• [Task objective]:
Rewrite the listing from its first line through the line containing "confidence-band-95 bbox=[337, 533, 587, 538]", replacing "x-tick-label" with "x-axis-label" and changing nothing else.

## Begin Data for processing

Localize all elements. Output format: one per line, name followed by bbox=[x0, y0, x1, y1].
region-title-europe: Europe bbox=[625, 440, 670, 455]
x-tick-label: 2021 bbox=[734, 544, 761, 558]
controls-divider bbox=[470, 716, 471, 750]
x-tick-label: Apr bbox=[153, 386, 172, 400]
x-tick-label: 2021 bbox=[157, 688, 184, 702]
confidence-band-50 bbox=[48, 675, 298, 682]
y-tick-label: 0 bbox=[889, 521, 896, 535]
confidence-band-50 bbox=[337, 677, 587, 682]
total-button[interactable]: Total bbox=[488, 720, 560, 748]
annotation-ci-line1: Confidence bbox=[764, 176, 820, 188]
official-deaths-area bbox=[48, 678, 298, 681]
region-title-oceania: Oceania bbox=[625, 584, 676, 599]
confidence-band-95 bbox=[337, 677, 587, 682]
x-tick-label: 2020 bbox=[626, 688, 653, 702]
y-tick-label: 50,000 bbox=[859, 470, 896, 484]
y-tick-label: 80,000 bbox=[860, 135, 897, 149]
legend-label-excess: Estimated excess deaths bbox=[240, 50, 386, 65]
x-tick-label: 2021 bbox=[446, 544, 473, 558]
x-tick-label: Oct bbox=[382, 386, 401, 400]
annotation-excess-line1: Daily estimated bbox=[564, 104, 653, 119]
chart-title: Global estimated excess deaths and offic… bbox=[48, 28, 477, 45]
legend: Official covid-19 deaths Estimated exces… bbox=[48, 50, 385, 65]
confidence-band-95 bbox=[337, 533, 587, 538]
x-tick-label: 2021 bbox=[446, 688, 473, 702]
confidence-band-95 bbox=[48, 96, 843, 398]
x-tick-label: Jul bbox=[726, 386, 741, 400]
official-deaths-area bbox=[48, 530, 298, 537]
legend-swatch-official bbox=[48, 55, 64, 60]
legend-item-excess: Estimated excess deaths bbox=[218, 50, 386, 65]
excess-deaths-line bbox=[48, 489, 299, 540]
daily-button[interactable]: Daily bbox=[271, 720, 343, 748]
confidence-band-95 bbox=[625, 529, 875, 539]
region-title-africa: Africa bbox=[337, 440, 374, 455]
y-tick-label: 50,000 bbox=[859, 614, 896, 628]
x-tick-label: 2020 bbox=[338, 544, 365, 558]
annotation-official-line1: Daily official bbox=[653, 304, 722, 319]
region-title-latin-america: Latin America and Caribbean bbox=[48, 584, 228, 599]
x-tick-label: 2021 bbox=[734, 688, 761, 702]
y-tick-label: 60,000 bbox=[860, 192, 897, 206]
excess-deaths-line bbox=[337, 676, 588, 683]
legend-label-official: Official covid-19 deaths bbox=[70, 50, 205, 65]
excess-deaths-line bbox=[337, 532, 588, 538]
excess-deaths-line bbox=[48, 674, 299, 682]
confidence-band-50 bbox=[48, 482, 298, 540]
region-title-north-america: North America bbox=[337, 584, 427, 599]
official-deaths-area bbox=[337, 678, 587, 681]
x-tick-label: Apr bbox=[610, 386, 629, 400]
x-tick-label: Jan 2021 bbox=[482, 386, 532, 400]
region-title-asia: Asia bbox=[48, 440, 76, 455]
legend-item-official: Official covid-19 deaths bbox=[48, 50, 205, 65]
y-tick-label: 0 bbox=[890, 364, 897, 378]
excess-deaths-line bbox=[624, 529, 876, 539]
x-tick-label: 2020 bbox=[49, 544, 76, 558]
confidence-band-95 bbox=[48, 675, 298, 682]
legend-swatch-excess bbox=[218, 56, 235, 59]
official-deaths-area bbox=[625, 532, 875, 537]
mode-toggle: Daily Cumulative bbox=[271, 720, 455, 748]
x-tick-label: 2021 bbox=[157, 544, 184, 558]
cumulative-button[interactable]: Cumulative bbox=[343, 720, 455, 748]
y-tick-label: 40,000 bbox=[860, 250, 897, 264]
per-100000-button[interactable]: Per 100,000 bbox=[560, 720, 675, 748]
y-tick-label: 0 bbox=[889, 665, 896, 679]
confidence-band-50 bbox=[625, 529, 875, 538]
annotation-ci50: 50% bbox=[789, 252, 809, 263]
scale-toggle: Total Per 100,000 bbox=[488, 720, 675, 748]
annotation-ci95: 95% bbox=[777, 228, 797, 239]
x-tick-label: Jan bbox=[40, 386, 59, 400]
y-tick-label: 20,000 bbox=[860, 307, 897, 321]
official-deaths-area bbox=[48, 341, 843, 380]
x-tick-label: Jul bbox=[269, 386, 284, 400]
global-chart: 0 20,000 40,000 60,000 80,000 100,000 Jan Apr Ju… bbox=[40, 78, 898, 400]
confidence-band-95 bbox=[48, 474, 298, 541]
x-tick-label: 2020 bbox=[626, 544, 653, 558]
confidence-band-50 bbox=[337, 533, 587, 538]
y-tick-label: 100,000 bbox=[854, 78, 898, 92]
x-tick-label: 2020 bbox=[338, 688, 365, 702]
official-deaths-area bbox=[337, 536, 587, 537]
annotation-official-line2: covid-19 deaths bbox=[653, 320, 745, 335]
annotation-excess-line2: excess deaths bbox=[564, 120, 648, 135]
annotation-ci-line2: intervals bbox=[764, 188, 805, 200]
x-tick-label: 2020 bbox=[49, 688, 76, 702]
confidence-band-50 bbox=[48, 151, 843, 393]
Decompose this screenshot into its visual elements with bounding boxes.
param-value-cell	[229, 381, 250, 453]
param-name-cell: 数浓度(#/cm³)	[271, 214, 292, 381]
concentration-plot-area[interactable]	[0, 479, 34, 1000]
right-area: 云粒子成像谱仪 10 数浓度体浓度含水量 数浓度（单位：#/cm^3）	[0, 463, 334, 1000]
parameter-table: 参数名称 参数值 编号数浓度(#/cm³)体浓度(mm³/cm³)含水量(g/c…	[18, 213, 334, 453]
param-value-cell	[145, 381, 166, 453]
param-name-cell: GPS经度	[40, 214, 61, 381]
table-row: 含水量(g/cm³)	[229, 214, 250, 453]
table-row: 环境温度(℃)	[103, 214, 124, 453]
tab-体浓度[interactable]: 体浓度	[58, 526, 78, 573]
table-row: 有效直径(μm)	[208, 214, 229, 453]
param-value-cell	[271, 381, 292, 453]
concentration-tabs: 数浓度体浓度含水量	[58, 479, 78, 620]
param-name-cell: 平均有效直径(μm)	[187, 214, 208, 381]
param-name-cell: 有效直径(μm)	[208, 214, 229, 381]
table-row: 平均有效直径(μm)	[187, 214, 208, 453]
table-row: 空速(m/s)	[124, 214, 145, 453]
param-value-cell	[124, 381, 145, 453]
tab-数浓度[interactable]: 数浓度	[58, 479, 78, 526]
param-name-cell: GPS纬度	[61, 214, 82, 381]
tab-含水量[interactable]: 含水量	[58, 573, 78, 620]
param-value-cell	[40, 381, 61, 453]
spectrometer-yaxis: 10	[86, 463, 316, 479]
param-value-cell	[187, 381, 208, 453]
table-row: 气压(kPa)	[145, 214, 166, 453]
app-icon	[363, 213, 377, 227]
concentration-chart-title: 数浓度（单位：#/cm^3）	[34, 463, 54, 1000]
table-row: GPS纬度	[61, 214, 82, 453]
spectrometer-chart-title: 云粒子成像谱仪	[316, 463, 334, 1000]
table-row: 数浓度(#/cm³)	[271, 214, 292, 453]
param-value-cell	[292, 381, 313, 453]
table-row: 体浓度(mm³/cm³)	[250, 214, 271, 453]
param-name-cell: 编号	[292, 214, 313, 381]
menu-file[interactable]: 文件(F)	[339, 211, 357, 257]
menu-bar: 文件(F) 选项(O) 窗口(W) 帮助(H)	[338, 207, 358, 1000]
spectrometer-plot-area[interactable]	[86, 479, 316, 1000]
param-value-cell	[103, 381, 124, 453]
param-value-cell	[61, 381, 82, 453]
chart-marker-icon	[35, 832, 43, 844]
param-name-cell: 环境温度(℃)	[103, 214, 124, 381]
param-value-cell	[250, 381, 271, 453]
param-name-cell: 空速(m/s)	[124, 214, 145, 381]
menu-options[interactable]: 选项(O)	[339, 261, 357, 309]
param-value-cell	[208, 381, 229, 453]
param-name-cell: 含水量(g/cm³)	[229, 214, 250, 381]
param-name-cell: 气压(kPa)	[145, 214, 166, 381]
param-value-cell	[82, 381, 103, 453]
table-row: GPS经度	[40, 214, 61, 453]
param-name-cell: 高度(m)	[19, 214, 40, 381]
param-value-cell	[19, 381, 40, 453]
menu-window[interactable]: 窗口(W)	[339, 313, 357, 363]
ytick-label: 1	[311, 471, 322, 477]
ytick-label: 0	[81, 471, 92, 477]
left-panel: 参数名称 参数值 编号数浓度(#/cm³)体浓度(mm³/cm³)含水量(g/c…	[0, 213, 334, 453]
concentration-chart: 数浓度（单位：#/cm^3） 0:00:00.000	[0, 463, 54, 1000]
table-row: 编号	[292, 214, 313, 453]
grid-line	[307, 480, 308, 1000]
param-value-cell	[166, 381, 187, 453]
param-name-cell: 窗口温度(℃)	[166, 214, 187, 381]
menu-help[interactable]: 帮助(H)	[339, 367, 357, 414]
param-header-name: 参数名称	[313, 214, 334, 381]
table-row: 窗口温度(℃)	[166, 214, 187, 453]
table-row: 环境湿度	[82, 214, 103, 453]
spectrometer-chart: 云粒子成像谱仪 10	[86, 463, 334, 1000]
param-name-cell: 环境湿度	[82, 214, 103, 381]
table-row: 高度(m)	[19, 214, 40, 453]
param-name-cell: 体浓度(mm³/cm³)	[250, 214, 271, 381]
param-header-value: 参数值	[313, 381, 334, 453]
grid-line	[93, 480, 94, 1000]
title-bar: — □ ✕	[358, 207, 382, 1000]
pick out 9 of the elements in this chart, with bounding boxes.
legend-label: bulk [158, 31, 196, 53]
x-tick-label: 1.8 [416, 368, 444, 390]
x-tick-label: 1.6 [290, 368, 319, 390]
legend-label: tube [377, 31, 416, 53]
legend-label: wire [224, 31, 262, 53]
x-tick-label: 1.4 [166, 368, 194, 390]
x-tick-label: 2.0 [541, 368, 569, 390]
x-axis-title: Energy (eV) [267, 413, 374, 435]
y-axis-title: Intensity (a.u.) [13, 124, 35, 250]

## End Data for processing

• [Answer to the exercise]:
Localize all elements. Output format: one per line, name followed by bbox=[x0, y0, x1, y1].
region-title-europe: Europe bbox=[625, 440, 670, 455]
x-axis-label: 2021 bbox=[734, 544, 761, 558]
controls-divider bbox=[470, 716, 471, 750]
x-axis-label: Apr bbox=[153, 386, 172, 400]
x-axis-label: 2021 bbox=[157, 688, 184, 702]
confidence-band-50 bbox=[48, 675, 298, 682]
y-tick-label: 0 bbox=[889, 521, 896, 535]
confidence-band-50 bbox=[337, 677, 587, 682]
total-button[interactable]: Total bbox=[488, 720, 560, 748]
annotation-ci-line1: Confidence bbox=[764, 176, 820, 188]
official-deaths-area bbox=[48, 678, 298, 681]
region-title-oceania: Oceania bbox=[625, 584, 676, 599]
confidence-band-95 bbox=[337, 677, 587, 682]
x-axis-label: 2020 bbox=[626, 688, 653, 702]
y-tick-label: 50,000 bbox=[859, 470, 896, 484]
y-tick-label: 80,000 bbox=[860, 135, 897, 149]
legend-label-excess: Estimated excess deaths bbox=[240, 50, 386, 65]
x-axis-label: 2021 bbox=[446, 544, 473, 558]
x-axis-label: Oct bbox=[382, 386, 401, 400]
annotation-excess-line1: Daily estimated bbox=[564, 104, 653, 119]
chart-title: Global estimated excess deaths and offic… bbox=[48, 28, 477, 45]
legend: Official covid-19 deaths Estimated exces… bbox=[48, 50, 385, 65]
confidence-band-95 bbox=[337, 533, 587, 538]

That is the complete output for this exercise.